The problem :: From the listing that follows, extract every line and set it down unaltered.

Records provided ::
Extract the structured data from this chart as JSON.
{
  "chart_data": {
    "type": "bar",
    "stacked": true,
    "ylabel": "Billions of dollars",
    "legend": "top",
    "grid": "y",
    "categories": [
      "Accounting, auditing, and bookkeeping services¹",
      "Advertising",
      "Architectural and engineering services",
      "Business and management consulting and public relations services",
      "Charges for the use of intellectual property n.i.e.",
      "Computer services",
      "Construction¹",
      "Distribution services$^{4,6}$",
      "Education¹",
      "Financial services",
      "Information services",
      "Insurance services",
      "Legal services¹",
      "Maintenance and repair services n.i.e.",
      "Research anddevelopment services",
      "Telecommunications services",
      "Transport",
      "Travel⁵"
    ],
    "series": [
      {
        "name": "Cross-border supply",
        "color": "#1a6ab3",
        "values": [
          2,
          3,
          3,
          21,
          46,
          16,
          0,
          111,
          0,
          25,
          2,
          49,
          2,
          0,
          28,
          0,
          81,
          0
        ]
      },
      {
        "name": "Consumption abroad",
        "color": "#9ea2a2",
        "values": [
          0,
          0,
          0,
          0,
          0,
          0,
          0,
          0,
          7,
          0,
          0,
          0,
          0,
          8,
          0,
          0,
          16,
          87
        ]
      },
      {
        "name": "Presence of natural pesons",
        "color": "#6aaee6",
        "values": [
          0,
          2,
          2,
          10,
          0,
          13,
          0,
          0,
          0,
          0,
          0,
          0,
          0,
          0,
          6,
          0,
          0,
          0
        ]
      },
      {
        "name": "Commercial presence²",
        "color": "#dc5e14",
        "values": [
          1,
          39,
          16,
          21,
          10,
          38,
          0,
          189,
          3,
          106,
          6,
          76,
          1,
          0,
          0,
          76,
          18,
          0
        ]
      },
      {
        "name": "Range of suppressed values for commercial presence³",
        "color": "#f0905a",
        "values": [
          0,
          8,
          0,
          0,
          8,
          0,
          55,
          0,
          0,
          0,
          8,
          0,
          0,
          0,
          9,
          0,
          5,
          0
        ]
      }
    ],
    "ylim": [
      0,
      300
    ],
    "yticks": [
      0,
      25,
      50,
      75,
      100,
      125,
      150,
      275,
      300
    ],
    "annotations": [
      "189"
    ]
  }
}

Problem solution ::
Extract the structured data from this chart as JSON.
{
  "chart_data": {
    "type": "bar",
    "stacked": true,
    "ylabel": "Billions of dollars",
    "legend": "top",
    "grid": "y",
    "categories": [
      "Accounting, auditing, and bookkeeping services¹",
      "Advertising",
      "Architectural and engineering services",
      "Business and management consulting and public relations services",
      "Charges for the use of intellectual property n.i.e.",
      "Computer services",
      "Construction¹",
      "Distribution services$^{4,6}$",
      "Education¹",
      "Financial services",
      "Information services",
      "Insurance services",
      "Legal services¹",
      "Maintenance and repair services n.i.e.",
      "Research anddevelopment services",
      "Telecommunications services",
      "Transport",
      "Travel⁵"
    ],
    "series": [
      {
        "name": "Cross-border supply",
        "color": "#1a6ab3",
        "values": [
          2,
          3,
          3,
          21,
          46,
          16,
          0,
          111,
          0,
          25,
          2,
          49,
          2,
          0,
          28,
          0,
          81,
          0
        ]
      },
      {
        "name": "Consumption abroad",
        "color": "#9ea2a2",
        "values": [
          0,
          0,
          0,
          0,
          0,
          0,
          0,
          0,
          7,
          0,
          0,
          0,
          0,
          8,
          0,
          0,
          16,
          87
        ]
      },
      {
        "name": "Presence of natural pesons",
        "color": "#6aaee6",
        "values": [
          0,
          2,
          2,
          10,
          0,
          13,
          0,
          0,
          0,
          0,
          0,
          0,
          0,
          0,
          6,
          0,
          0,
          0
        ]
      },
      {
        "name": "Commercial presence²",
        "color": "#dc5e14",
        "values": [
          1,
          39,
          16,
          21,
          10,
          38,
          0,
          189,
          3,
          106,
          6,
          76,
          1,
          0,
          0,
          76,
          18,
          0
        ]
      },
      {
        "name": "Range of suppressed values for commercial presence³",
        "color": "#f0905a",
        "values": [
          0,
          8,
          0,
          0,
          8,
          0,
          55,
          0,
          0,
          0,
          8,
          0,
          0,
          0,
          9,
          0,
          5,
          0
        ]
      }
    ],
    "ylim": [
      0,
      300
    ],
    "yticks": [
      0,
      25,
      50,
      75,
      100,
      125,
      150,
      275,
      300
    ],
    "annotations": [
      "189"
    ]
  }
}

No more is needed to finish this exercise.